EXERCISE DETAILS: Could you give the data below again, exactly and completely?

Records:

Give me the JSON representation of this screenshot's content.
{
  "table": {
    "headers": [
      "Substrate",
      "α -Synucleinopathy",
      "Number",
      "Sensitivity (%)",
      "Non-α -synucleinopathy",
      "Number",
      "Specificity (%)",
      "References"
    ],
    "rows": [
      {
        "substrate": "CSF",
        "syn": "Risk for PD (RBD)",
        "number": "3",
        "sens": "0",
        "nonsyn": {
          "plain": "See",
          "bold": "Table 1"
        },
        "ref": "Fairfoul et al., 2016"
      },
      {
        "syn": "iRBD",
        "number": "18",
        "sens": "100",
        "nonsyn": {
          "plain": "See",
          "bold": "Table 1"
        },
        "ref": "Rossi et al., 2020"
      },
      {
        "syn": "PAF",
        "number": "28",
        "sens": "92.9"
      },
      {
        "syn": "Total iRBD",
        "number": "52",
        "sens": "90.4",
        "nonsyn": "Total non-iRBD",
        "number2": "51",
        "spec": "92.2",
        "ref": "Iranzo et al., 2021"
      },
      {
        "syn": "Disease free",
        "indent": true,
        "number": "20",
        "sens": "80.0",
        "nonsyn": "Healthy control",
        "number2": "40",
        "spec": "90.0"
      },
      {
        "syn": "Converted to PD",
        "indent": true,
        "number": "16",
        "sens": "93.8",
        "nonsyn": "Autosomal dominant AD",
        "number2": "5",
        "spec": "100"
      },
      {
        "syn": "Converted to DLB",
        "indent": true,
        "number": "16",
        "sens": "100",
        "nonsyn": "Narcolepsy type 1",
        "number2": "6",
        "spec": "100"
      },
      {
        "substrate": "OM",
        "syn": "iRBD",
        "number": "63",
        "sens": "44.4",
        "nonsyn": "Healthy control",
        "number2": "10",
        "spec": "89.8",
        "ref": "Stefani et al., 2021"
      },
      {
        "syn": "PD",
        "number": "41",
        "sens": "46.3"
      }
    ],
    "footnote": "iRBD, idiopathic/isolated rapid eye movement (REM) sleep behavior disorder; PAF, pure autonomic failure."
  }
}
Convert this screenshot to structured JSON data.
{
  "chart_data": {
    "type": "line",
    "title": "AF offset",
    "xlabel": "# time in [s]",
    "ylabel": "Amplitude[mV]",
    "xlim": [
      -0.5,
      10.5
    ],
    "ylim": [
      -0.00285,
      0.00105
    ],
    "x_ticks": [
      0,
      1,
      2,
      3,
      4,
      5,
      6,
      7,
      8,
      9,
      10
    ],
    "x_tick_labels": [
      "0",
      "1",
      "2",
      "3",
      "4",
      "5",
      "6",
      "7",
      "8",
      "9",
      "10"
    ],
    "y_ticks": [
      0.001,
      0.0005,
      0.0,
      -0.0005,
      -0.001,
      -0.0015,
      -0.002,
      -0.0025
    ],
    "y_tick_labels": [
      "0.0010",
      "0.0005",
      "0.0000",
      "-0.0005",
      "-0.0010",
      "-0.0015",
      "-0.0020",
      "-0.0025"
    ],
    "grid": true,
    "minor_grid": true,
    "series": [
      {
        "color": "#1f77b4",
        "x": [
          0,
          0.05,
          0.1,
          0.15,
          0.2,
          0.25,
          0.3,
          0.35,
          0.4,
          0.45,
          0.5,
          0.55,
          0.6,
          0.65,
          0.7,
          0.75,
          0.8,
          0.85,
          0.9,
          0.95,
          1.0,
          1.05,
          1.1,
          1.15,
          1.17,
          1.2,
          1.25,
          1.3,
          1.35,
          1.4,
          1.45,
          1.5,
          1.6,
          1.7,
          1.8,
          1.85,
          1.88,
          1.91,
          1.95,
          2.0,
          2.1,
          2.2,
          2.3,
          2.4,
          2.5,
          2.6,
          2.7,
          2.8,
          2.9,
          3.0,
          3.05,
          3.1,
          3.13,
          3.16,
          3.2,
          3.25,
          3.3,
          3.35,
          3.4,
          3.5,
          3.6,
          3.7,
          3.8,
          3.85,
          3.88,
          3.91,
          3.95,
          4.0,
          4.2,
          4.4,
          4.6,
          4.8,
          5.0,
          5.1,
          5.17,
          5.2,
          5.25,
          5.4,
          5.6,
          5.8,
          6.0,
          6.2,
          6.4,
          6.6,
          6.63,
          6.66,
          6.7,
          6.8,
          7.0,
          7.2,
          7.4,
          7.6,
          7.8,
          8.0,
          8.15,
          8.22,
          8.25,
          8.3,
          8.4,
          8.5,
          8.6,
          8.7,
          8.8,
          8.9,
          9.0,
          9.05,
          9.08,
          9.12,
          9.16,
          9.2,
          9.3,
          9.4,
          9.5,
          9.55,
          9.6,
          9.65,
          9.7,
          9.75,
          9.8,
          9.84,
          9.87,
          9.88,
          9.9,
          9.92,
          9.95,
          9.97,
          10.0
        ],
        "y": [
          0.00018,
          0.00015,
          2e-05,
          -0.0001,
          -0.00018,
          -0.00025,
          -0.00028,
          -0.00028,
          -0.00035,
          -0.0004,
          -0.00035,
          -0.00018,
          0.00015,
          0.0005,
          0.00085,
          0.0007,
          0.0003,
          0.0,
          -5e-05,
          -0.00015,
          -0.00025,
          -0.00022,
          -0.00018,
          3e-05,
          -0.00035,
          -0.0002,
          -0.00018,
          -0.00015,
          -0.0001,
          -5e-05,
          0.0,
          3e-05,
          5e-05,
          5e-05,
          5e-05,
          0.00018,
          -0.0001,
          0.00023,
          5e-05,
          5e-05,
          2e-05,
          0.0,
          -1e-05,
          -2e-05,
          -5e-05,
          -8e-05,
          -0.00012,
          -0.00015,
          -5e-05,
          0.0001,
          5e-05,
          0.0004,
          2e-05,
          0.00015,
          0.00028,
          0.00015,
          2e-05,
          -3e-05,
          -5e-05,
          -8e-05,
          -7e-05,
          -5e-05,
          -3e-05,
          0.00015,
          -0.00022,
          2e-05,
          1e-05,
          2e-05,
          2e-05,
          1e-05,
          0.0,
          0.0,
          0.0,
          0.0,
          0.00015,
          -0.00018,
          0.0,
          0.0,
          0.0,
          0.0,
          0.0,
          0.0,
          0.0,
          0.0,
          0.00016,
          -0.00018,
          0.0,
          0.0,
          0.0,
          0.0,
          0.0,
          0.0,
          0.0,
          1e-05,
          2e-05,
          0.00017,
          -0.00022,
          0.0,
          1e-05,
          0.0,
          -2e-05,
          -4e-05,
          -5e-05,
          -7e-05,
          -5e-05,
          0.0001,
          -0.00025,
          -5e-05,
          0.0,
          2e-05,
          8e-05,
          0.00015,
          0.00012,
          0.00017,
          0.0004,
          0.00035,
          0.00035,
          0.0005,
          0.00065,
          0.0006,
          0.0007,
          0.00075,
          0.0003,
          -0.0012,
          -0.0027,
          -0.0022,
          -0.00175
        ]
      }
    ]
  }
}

OUTPUT FOR THIS TASK:
Give me the JSON representation of this screenshot's content.
{
  "table": {
    "headers": [
      "Substrate",
      "α -Synucleinopathy",
      "Number",
      "Sensitivity (%)",
      "Non-α -synucleinopathy",
      "Number",
      "Specificity (%)",
      "References"
    ],
    "rows": [
      {
        "substrate": "CSF",
        "syn": "Risk for PD (RBD)",
        "number": "3",
        "sens": "0",
        "nonsyn": {
          "plain": "See",
          "bold": "Table 1"
        },
        "ref": "Fairfoul et al., 2016"
      },
      {
        "syn": "iRBD",
        "number": "18",
        "sens": "100",
        "nonsyn": {
          "plain": "See",
          "bold": "Table 1"
        },
        "ref": "Rossi et al., 2020"
      },
      {
        "syn": "PAF",
        "number": "28",
        "sens": "92.9"
      },
      {
        "syn": "Total iRBD",
        "number": "52",
        "sens": "90.4",
        "nonsyn": "Total non-iRBD",
        "number2": "51",
        "spec": "92.2",
        "ref": "Iranzo et al., 2021"
      },
      {
        "syn": "Disease free",
        "indent": true,
        "number": "20",
        "sens": "80.0",
        "nonsyn": "Healthy control",
        "number2": "40",
        "spec": "90.0"
      },
      {
        "syn": "Converted to PD",
        "indent": true,
        "number": "16",
        "sens": "93.8",
        "nonsyn": "Autosomal dominant AD",
        "number2": "5",
        "spec": "100"
      },
      {
        "syn": "Converted to DLB",
        "indent": true,
        "number": "16",
        "sens": "100",
        "nonsyn": "Narcolepsy type 1",
        "number2": "6",
        "spec": "100"
      },
      {
        "substrate": "OM",
        "syn": "iRBD",
        "number": "63",
        "sens": "44.4",
        "nonsyn": "Healthy control",
        "number2": "10",
        "spec": "89.8",
        "ref": "Stefani et al., 2021"
      },
      {
        "syn": "PD",
        "number": "41",
        "sens": "46.3"
      }
    ],
    "footnote": "iRBD, idiopathic/isolated rapid eye movement (REM) sleep behavior disorder; PAF, pure autonomic failure."
  }
}
Convert this screenshot to structured JSON data.
{
  "chart_data": {
    "type": "line",
    "title": "AF offset",
    "xlabel": "# time in [s]",
    "ylabel": "Amplitude[mV]",
    "xlim": [
      -0.5,
      10.5
    ],
    "ylim": [
      -0.00285,
      0.00105
    ],
    "x_ticks": [
      0,
      1,
      2,
      3,
      4,
      5,
      6,
      7,
      8,
      9,
      10
    ],
    "x_tick_labels": [
      "0",
      "1",
      "2",
      "3",
      "4",
      "5",
      "6",
      "7",
      "8",
      "9",
      "10"
    ],
    "y_ticks": [
      0.001,
      0.0005,
      0.0,
      -0.0005,
      -0.001,
      -0.0015,
      -0.002,
      -0.0025
    ],
    "y_tick_labels": [
      "0.0010",
      "0.0005",
      "0.0000",
      "-0.0005",
      "-0.0010",
      "-0.0015",
      "-0.0020",
      "-0.0025"
    ],
    "grid": true,
    "minor_grid": true,
    "series": [
      {
        "color": "#1f77b4",
        "x": [
          0,
          0.05,
          0.1,
          0.15,
          0.2,
          0.25,
          0.3,
          0.35,
          0.4,
          0.45,
          0.5,
          0.55,
          0.6,
          0.65,
          0.7,
          0.75,
          0.8,
          0.85,
          0.9,
          0.95,
          1.0,
          1.05,
          1.1,
          1.15,
          1.17,
          1.2,
          1.25,
          1.3,
          1.35,
          1.4,
          1.45,
          1.5,
          1.6,
          1.7,
          1.8,
          1.85,
          1.88,
          1.91,
          1.95,
          2.0,
          2.1,
          2.2,
          2.3,
          2.4,
          2.5,
          2.6,
          2.7,
          2.8,
          2.9,
          3.0,
          3.05,
          3.1,
          3.13,
          3.16,
          3.2,
          3.25,
          3.3,
          3.35,
          3.4,
          3.5,
          3.6,
          3.7,
          3.8,
          3.85,
          3.88,
          3.91,
          3.95,
          4.0,
          4.2,
          4.4,
          4.6,
          4.8,
          5.0,
          5.1,
          5.17,
          5.2,
          5.25,
          5.4,
          5.6,
          5.8,
          6.0,
          6.2,
          6.4,
          6.6,
          6.63,
          6.66,
          6.7,
          6.8,
          7.0,
          7.2,
          7.4,
          7.6,
          7.8,
          8.0,
          8.15,
          8.22,
          8.25,
          8.3,
          8.4,
          8.5,
          8.6,
          8.7,
          8.8,
          8.9,
          9.0,
          9.05,
          9.08,
          9.12,
          9.16,
          9.2,
          9.3,
          9.4,
          9.5,
          9.55,
          9.6,
          9.65,
          9.7,
          9.75,
          9.8,
          9.84,
          9.87,
          9.88,
          9.9,
          9.92,
          9.95,
          9.97,
          10.0
        ],
        "y": [
          0.00018,
          0.00015,
          2e-05,
          -0.0001,
          -0.00018,
          -0.00025,
          -0.00028,
          -0.00028,
          -0.00035,
          -0.0004,
          -0.00035,
          -0.00018,
          0.00015,
          0.0005,
          0.00085,
          0.0007,
          0.0003,
          0.0,
          -5e-05,
          -0.00015,
          -0.00025,
          -0.00022,
          -0.00018,
          3e-05,
          -0.00035,
          -0.0002,
          -0.00018,
          -0.00015,
          -0.0001,
          -5e-05,
          0.0,
          3e-05,
          5e-05,
          5e-05,
          5e-05,
          0.00018,
          -0.0001,
          0.00023,
          5e-05,
          5e-05,
          2e-05,
          0.0,
          -1e-05,
          -2e-05,
          -5e-05,
          -8e-05,
          -0.00012,
          -0.00015,
          -5e-05,
          0.0001,
          5e-05,
          0.0004,
          2e-05,
          0.00015,
          0.00028,
          0.00015,
          2e-05,
          -3e-05,
          -5e-05,
          -8e-05,
          -7e-05,
          -5e-05,
          -3e-05,
          0.00015,
          -0.00022,
          2e-05,
          1e-05,
          2e-05,
          2e-05,
          1e-05,
          0.0,
          0.0,
          0.0,
          0.0,
          0.00015,
          -0.00018,
          0.0,
          0.0,
          0.0,
          0.0,
          0.0,
          0.0,
          0.0,
          0.0,
          0.00016,
          -0.00018,
          0.0,
          0.0,
          0.0,
          0.0,
          0.0,
          0.0,
          0.0,
          1e-05,
          2e-05,
          0.00017,
          -0.00022,
          0.0,
          1e-05,
          0.0,
          -2e-05,
          -4e-05,
          -5e-05,
          -7e-05,
          -5e-05,
          0.0001,
          -0.00025,
          -5e-05,
          0.0,
          2e-05,
          8e-05,
          0.00015,
          0.00012,
          0.00017,
          0.0004,
          0.00035,
          0.00035,
          0.0005,
          0.00065,
          0.0006,
          0.0007,
          0.00075,
          0.0003,
          -0.0012,
          -0.0027,
          -0.0022,
          -0.00175
        ]
      }
    ]
  }
}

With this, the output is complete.